● **WORK INSTRUCTIONS**
Return the lines beginning at the one that contains "Serialize everything readable" and continuing to the end of the entries, including both ends, exactly as written and nothing else.
[begin DATA SUPPLIED]
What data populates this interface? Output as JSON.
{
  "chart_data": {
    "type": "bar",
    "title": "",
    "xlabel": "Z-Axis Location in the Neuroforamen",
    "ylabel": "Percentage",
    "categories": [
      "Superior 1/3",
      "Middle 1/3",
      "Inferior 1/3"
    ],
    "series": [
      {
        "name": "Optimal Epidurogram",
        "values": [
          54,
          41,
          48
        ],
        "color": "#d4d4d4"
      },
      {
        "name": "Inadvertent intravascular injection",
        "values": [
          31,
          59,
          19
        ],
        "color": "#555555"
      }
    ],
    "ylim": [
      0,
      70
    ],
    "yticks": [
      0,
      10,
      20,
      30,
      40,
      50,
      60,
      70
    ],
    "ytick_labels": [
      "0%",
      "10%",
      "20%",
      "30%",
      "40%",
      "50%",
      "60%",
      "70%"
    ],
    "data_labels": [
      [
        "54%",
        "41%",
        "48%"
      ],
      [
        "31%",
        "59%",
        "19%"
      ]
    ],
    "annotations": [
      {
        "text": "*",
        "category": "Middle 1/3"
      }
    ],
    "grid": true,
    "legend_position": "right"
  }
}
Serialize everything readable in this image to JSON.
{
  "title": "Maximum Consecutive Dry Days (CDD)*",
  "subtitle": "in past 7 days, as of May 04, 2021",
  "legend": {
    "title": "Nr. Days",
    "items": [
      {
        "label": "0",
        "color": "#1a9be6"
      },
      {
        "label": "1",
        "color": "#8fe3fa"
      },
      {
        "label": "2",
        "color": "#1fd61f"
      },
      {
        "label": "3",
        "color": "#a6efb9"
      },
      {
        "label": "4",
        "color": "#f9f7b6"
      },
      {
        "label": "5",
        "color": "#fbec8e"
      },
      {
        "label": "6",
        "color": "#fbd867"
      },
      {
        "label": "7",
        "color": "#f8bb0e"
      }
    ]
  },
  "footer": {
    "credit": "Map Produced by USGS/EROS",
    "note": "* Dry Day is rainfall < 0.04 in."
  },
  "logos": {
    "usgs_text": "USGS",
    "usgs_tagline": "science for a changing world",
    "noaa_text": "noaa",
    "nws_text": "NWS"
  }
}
[end DATA SUPPLIED]
● **SOLUTION BELOW**
Serialize everything readable in this image to JSON.
{
  "title": "Maximum Consecutive Dry Days (CDD)*",
  "subtitle": "in past 7 days, as of May 04, 2021",
  "legend": {
    "title": "Nr. Days",
    "items": [
      {
        "label": "0",
        "color": "#1a9be6"
      },
      {
        "label": "1",
        "color": "#8fe3fa"
      },
      {
        "label": "2",
        "color": "#1fd61f"
      },
      {
        "label": "3",
        "color": "#a6efb9"
      },
      {
        "label": "4",
        "color": "#f9f7b6"
      },
      {
        "label": "5",
        "color": "#fbec8e"
      },
      {
        "label": "6",
        "color": "#fbd867"
      },
      {
        "label": "7",
        "color": "#f8bb0e"
      }
    ]
  },
  "footer": {
    "credit": "Map Produced by USGS/EROS",
    "note": "* Dry Day is rainfall < 0.04 in."
  },
  "logos": {
    "usgs_text": "USGS",
    "usgs_tagline": "science for a changing world",
    "noaa_text": "noaa",
    "nws_text": "NWS"
  }
}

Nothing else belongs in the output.